_GIVEN REQUEST_
Tally the lines below that contain "Distance". The number is the whole answer.

_INPUT_
=====

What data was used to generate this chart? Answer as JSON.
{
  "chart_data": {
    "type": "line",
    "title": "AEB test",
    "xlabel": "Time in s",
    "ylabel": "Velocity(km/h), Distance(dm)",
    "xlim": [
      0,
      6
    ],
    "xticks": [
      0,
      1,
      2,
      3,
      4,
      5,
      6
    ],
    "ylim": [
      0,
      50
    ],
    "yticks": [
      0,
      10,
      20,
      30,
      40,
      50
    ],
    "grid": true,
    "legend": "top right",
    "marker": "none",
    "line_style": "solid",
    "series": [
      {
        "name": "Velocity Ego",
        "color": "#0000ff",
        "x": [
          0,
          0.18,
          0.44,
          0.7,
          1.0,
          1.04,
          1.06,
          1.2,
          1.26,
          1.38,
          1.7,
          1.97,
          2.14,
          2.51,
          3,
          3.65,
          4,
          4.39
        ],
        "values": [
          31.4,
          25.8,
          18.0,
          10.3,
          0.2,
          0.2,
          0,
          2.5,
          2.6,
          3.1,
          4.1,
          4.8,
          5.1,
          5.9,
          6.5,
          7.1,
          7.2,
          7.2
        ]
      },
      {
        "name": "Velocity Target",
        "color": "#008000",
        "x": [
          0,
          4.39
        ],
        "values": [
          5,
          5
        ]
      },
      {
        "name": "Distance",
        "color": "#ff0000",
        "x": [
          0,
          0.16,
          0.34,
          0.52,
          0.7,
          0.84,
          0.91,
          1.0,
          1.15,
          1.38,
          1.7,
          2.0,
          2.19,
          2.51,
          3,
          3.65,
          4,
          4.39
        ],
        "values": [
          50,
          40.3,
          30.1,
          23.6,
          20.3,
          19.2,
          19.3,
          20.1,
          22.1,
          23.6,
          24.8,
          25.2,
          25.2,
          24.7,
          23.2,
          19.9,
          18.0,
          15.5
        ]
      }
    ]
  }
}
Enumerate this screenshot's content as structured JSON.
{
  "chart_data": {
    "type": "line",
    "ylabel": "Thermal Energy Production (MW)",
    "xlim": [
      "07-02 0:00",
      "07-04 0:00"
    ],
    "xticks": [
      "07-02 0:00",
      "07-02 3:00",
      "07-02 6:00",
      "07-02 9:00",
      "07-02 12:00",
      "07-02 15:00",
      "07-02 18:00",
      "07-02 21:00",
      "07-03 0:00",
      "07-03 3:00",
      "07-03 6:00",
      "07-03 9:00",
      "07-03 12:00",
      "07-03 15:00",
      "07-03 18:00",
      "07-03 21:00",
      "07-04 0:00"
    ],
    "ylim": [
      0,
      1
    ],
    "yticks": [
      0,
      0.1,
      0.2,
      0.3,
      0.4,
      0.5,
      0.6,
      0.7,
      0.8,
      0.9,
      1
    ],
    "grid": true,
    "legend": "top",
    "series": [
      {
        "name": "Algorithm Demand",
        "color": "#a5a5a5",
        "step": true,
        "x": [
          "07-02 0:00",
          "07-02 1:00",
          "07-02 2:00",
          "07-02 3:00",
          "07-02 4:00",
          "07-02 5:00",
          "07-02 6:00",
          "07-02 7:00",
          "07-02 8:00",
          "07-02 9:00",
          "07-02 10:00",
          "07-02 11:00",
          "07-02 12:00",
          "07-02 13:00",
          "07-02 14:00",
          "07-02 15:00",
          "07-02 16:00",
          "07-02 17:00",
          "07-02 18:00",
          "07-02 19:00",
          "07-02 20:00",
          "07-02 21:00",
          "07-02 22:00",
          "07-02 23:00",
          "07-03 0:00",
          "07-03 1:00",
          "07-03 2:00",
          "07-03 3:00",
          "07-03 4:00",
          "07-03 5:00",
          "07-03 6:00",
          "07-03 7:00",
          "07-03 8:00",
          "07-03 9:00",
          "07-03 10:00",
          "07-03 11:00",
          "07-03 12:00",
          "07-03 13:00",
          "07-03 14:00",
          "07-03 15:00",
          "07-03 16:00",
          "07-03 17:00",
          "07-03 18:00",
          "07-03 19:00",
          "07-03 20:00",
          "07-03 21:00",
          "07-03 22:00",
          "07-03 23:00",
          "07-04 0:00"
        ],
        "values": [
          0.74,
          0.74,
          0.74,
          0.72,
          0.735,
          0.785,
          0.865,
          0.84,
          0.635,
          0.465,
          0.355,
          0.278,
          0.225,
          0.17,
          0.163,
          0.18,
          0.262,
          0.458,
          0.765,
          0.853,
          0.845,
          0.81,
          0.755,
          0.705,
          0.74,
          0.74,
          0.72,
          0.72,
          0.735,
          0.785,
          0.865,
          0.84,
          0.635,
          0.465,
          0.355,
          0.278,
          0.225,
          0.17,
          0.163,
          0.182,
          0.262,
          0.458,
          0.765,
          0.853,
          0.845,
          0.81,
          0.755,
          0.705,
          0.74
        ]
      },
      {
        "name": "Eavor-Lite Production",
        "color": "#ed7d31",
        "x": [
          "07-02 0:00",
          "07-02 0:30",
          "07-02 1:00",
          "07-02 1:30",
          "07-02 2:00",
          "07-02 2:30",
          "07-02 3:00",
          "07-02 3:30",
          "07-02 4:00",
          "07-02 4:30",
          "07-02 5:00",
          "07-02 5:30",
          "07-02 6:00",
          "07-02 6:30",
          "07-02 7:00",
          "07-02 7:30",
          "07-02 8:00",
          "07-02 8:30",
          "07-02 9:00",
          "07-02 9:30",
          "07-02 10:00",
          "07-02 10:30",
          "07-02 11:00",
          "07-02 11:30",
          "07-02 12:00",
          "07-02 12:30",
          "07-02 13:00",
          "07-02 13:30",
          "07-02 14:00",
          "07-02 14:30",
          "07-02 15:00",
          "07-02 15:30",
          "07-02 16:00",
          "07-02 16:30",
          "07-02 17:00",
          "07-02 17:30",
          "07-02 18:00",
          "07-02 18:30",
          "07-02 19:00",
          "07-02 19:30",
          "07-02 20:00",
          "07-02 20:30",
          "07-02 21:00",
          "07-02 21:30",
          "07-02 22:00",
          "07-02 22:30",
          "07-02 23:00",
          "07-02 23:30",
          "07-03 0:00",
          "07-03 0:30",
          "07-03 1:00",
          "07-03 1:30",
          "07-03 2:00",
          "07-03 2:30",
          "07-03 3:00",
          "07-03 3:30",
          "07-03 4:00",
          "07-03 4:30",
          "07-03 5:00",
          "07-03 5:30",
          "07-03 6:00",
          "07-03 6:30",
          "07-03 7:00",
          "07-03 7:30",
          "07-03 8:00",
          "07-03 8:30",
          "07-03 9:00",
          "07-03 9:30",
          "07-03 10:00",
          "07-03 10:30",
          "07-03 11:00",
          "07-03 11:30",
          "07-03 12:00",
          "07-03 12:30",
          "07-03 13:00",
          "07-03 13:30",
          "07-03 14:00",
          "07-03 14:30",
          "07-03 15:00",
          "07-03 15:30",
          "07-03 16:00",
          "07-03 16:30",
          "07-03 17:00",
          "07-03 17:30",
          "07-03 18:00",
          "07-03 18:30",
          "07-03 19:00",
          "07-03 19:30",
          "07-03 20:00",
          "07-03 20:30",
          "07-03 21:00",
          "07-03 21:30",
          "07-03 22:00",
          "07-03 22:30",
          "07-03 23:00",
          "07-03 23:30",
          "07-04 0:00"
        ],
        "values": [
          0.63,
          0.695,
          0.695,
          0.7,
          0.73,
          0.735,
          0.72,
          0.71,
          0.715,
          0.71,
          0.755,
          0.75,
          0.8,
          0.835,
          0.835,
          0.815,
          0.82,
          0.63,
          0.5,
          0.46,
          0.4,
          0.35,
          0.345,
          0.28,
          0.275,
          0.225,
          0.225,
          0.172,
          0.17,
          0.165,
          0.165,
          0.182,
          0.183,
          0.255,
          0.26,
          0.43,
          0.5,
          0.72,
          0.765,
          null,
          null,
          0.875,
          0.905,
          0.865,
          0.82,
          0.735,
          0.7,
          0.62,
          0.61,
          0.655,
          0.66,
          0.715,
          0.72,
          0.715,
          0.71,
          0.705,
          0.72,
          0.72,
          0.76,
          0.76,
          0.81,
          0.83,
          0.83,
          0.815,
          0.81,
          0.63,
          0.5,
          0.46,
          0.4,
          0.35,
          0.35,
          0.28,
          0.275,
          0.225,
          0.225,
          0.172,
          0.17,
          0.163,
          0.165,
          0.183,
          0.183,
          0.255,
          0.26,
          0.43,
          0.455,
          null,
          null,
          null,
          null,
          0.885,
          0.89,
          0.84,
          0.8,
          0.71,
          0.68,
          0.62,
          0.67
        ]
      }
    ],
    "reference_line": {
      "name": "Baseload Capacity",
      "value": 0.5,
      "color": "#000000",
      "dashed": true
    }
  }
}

=====

_RESULT OF THE TASK_
2